══ MATERIALS PROVIDED

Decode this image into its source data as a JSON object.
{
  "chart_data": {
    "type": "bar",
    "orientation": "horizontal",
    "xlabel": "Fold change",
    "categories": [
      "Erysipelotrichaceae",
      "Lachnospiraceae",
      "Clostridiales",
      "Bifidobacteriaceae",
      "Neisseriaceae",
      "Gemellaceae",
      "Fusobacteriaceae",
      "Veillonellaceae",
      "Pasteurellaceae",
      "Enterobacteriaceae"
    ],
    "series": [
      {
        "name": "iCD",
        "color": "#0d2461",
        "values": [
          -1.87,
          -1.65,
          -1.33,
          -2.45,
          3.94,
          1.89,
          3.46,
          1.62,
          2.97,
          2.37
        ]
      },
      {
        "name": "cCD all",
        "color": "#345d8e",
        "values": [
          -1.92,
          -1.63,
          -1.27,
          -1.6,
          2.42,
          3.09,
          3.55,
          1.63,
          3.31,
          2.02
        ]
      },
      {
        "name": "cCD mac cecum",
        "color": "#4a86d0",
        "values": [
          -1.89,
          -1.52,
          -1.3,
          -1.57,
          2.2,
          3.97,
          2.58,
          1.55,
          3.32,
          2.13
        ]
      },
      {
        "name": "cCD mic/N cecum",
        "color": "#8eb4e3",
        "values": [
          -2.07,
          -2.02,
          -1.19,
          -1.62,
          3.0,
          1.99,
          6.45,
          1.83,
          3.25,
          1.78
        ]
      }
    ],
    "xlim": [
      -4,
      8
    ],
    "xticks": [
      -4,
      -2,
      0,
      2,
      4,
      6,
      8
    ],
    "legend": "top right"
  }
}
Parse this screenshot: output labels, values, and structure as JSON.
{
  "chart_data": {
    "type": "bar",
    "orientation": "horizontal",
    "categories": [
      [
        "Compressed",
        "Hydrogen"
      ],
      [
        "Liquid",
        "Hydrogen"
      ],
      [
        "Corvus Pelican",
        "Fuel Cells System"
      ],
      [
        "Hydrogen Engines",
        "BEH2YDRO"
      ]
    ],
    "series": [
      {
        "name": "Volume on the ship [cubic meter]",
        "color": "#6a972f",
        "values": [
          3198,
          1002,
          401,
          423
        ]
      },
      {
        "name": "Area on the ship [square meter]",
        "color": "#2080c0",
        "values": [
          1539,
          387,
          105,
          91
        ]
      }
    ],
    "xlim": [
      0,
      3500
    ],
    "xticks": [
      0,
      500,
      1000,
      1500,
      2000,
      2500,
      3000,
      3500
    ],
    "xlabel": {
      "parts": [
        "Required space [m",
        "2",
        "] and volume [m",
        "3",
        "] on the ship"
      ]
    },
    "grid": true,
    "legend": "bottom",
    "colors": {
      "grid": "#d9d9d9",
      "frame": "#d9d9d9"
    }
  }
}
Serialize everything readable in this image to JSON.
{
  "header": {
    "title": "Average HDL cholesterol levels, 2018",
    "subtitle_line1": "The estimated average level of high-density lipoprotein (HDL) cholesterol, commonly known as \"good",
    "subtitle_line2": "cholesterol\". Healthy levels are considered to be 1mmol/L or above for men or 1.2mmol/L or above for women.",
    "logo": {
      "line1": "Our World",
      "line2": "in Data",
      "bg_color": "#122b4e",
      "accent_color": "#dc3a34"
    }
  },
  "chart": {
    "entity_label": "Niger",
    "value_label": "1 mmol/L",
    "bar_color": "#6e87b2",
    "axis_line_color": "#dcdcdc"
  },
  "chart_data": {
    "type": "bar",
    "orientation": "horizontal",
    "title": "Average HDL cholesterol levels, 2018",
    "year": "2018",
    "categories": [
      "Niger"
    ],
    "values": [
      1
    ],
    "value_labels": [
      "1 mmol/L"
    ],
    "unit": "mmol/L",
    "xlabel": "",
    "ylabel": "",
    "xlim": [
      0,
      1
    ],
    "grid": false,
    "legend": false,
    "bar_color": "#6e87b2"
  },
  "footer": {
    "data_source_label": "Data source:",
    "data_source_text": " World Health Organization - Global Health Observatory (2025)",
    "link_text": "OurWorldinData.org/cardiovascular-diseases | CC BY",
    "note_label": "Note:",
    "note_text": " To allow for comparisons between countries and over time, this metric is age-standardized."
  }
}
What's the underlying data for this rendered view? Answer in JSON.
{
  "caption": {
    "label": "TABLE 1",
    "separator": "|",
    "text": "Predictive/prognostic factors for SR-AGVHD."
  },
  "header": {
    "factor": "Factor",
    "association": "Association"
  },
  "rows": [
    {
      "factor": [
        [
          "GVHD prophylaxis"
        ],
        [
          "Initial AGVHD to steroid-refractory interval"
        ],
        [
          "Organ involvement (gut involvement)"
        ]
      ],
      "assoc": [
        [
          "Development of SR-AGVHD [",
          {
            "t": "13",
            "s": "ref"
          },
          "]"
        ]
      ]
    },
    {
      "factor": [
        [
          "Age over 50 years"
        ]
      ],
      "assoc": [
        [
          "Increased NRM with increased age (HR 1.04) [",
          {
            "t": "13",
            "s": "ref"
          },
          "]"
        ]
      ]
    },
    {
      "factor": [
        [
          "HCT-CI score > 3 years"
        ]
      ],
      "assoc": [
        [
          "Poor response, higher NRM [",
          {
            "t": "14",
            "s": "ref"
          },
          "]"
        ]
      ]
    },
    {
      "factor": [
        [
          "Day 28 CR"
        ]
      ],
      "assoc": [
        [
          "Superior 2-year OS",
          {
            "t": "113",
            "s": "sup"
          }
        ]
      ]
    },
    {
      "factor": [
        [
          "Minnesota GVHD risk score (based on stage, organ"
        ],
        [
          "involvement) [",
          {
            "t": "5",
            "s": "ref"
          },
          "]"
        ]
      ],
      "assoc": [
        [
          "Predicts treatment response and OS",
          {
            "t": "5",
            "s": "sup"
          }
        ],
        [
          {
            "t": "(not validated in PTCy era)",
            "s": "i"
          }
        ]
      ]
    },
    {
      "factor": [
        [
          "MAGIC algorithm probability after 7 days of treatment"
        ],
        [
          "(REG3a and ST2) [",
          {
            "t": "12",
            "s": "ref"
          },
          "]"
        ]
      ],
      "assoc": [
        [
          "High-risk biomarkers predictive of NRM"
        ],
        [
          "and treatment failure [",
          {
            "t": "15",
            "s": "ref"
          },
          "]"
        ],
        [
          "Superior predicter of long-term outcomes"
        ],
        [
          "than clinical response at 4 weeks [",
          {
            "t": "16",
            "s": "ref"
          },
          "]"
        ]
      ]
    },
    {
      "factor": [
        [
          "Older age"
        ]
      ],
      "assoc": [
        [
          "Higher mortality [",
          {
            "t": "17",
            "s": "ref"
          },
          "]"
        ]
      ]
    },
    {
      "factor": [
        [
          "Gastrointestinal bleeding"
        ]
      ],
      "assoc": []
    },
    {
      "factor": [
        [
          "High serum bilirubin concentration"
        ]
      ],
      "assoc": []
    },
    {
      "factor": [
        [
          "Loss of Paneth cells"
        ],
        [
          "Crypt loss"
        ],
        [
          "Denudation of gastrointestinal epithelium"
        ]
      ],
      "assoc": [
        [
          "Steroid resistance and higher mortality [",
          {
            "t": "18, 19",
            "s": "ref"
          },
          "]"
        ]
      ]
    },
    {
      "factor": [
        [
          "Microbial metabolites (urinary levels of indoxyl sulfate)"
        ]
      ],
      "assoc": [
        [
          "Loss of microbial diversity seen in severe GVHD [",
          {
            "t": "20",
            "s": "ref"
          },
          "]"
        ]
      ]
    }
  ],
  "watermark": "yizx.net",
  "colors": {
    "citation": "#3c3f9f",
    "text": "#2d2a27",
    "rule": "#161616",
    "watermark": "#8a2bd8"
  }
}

════

▸ THE TASK: Read the entries above and find each line holding the word "cecum". Copy it out.

▸ ANSWER TO THIS PROBLEM:
        "name": "cCD mac cecum",
        "name": "cCD mic/N cecum",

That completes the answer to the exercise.